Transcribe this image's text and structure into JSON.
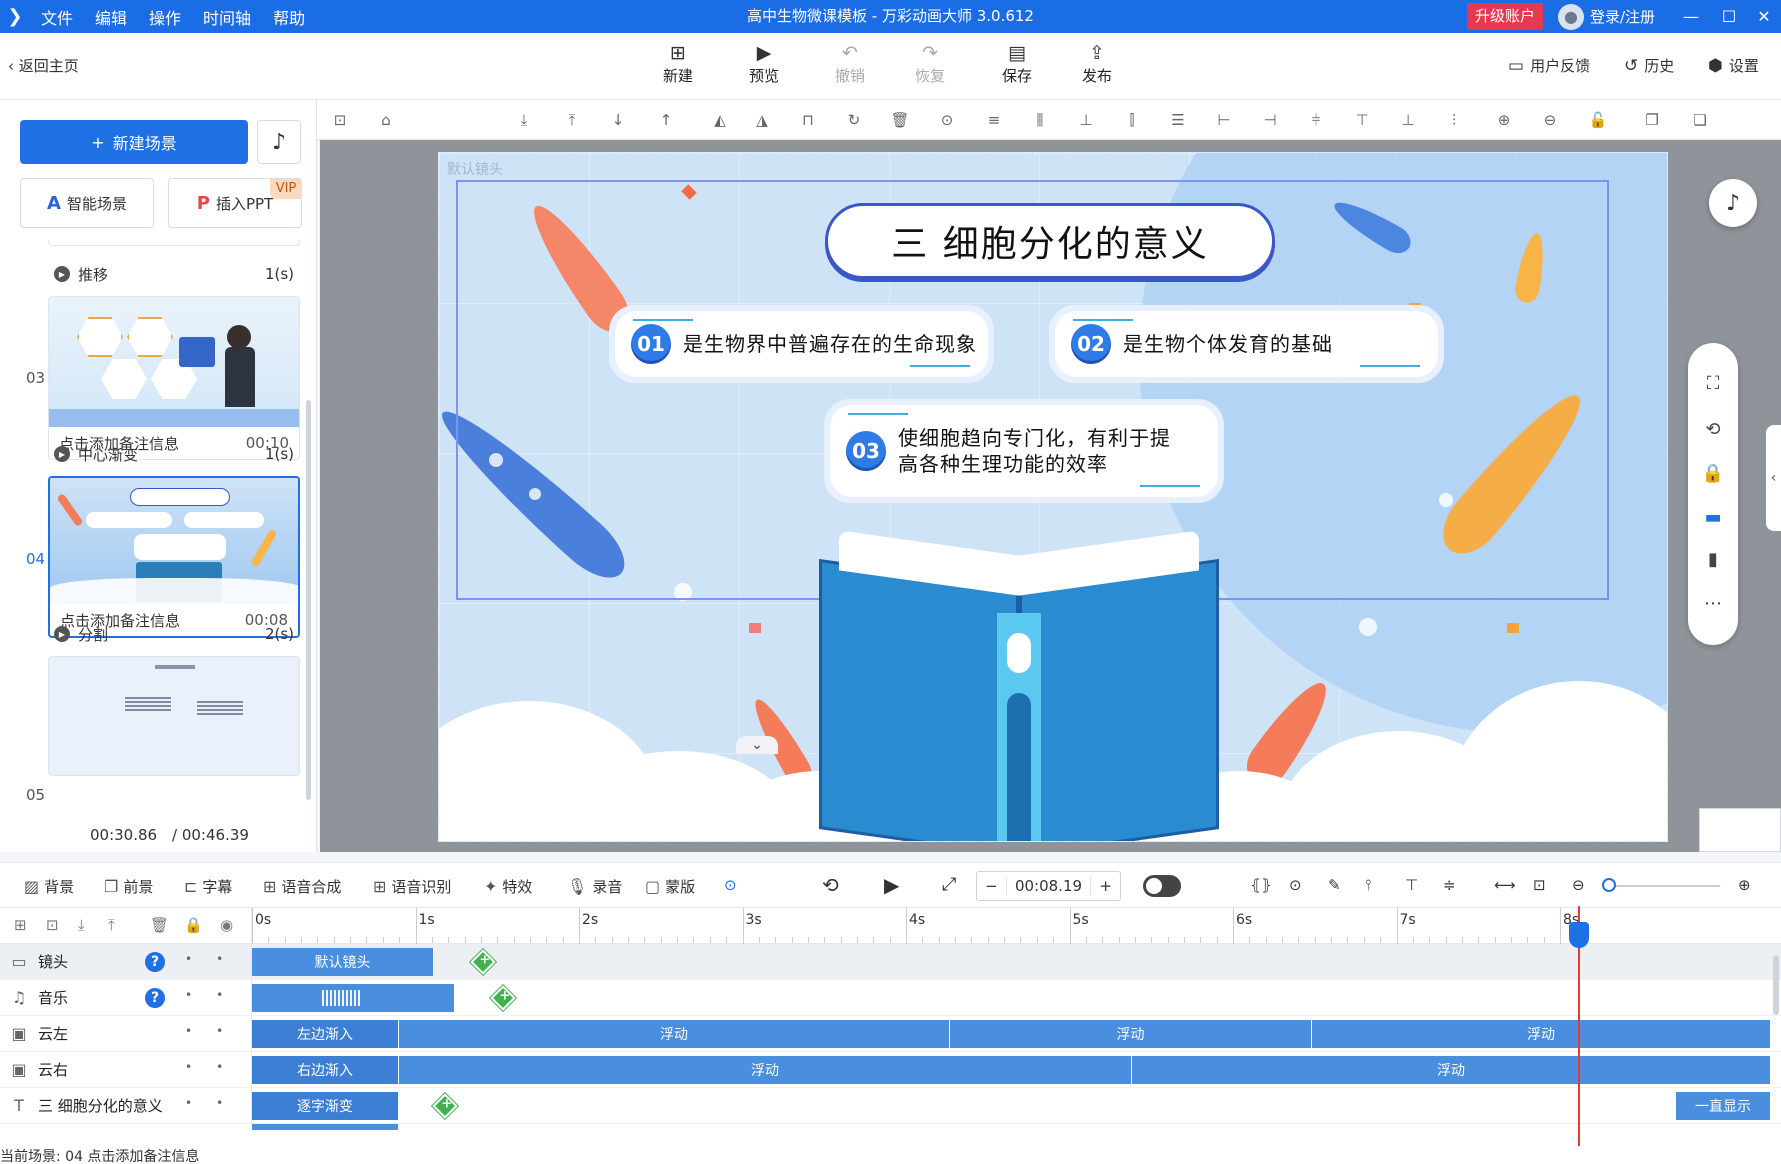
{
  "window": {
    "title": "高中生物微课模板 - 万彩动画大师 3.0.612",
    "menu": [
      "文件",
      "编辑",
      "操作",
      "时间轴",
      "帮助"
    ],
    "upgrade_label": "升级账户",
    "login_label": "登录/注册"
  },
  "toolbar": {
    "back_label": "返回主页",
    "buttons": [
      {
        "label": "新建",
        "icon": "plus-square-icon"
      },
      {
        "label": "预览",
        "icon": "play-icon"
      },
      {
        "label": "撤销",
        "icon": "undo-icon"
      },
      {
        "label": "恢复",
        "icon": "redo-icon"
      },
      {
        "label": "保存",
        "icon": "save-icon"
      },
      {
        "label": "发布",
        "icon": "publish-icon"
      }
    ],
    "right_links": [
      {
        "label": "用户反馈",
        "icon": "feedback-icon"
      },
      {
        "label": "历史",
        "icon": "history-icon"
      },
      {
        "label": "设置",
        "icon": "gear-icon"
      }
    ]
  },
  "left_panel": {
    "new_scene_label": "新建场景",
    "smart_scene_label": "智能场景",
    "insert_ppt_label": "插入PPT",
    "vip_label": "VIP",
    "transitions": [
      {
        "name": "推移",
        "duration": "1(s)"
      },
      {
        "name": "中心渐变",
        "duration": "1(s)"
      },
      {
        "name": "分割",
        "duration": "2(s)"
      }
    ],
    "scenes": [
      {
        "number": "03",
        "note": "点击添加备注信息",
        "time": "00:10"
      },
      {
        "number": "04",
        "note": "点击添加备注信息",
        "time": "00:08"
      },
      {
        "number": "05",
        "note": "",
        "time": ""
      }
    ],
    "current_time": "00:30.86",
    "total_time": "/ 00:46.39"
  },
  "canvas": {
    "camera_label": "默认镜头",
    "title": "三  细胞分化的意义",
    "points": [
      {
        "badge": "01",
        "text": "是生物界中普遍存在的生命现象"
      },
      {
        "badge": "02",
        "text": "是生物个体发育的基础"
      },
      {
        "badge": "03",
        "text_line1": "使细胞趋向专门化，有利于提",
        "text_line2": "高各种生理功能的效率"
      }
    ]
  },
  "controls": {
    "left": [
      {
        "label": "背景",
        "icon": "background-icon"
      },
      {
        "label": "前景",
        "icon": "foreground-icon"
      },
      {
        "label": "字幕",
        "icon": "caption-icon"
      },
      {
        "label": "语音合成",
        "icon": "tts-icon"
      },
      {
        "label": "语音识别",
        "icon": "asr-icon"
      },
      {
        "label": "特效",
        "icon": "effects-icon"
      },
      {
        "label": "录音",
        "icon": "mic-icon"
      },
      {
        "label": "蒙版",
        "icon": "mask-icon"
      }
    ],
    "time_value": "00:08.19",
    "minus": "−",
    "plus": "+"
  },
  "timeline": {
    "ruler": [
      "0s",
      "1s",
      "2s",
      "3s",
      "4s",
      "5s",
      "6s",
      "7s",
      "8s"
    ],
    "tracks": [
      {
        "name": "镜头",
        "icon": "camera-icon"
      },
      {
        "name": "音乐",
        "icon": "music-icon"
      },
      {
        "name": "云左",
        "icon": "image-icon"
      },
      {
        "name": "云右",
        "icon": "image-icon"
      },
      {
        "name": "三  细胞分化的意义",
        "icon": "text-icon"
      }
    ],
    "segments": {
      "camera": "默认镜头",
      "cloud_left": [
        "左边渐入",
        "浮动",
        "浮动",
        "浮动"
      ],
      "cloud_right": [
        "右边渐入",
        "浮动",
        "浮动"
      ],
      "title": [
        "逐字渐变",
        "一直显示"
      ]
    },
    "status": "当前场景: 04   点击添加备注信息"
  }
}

------

» GIVEN EXERCISE
Every entry above is to be set down exactly; the pictures are to be left out.

» COMPLETED EXERCISE
Transcribe this image's text and structure into JSON.
{
  "window": {
    "title": "高中生物微课模板 - 万彩动画大师 3.0.612",
    "menu": [
      "文件",
      "编辑",
      "操作",
      "时间轴",
      "帮助"
    ],
    "upgrade_label": "升级账户",
    "login_label": "登录/注册"
  },
  "toolbar": {
    "back_label": "返回主页",
    "buttons": [
      {
        "label": "新建",
        "icon": "plus-square-icon"
      },
      {
        "label": "预览",
        "icon": "play-icon"
      },
      {
        "label": "撤销",
        "icon": "undo-icon"
      },
      {
        "label": "恢复",
        "icon": "redo-icon"
      },
      {
        "label": "保存",
        "icon": "save-icon"
      },
      {
        "label": "发布",
        "icon": "publish-icon"
      }
    ],
    "right_links": [
      {
        "label": "用户反馈",
        "icon": "feedback-icon"
      },
      {
        "label": "历史",
        "icon": "history-icon"
      },
      {
        "label": "设置",
        "icon": "gear-icon"
      }
    ]
  },
  "left_panel": {
    "new_scene_label": "新建场景",
    "smart_scene_label": "智能场景",
    "insert_ppt_label": "插入PPT",
    "vip_label": "VIP",
    "transitions": [
      {
        "name": "推移",
        "duration": "1(s)"
      },
      {
        "name": "中心渐变",
        "duration": "1(s)"
      },
      {
        "name": "分割",
        "duration": "2(s)"
      }
    ],
    "scenes": [
      {
        "number": "03",
        "note": "点击添加备注信息",
        "time": "00:10"
      },
      {
        "number": "04",
        "note": "点击添加备注信息",
        "time": "00:08"
      },
      {
        "number": "05",
        "note": "",
        "time": ""
      }
    ],
    "current_time": "00:30.86",
    "total_time": "/ 00:46.39"
  },
  "canvas": {
    "camera_label": "默认镜头",
    "title": "三  细胞分化的意义",
    "points": [
      {
        "badge": "01",
        "text": "是生物界中普遍存在的生命现象"
      },
      {
        "badge": "02",
        "text": "是生物个体发育的基础"
      },
      {
        "badge": "03",
        "text_line1": "使细胞趋向专门化，有利于提",
        "text_line2": "高各种生理功能的效率"
      }
    ]
  },
  "controls": {
    "left": [
      {
        "label": "背景",
        "icon": "background-icon"
      },
      {
        "label": "前景",
        "icon": "foreground-icon"
      },
      {
        "label": "字幕",
        "icon": "caption-icon"
      },
      {
        "label": "语音合成",
        "icon": "tts-icon"
      },
      {
        "label": "语音识别",
        "icon": "asr-icon"
      },
      {
        "label": "特效",
        "icon": "effects-icon"
      },
      {
        "label": "录音",
        "icon": "mic-icon"
      },
      {
        "label": "蒙版",
        "icon": "mask-icon"
      }
    ],
    "time_value": "00:08.19",
    "minus": "−",
    "plus": "+"
  },
  "timeline": {
    "ruler": [
      "0s",
      "1s",
      "2s",
      "3s",
      "4s",
      "5s",
      "6s",
      "7s",
      "8s"
    ],
    "tracks": [
      {
        "name": "镜头",
        "icon": "camera-icon"
      },
      {
        "name": "音乐",
        "icon": "music-icon"
      },
      {
        "name": "云左",
        "icon": "image-icon"
      },
      {
        "name": "云右",
        "icon": "image-icon"
      },
      {
        "name": "三  细胞分化的意义",
        "icon": "text-icon"
      }
    ],
    "segments": {
      "camera": "默认镜头",
      "cloud_left": [
        "左边渐入",
        "浮动",
        "浮动",
        "浮动"
      ],
      "cloud_right": [
        "右边渐入",
        "浮动",
        "浮动"
      ],
      "title": [
        "逐字渐变",
        "一直显示"
      ]
    },
    "status": "当前场景: 04   点击添加备注信息"
  }
}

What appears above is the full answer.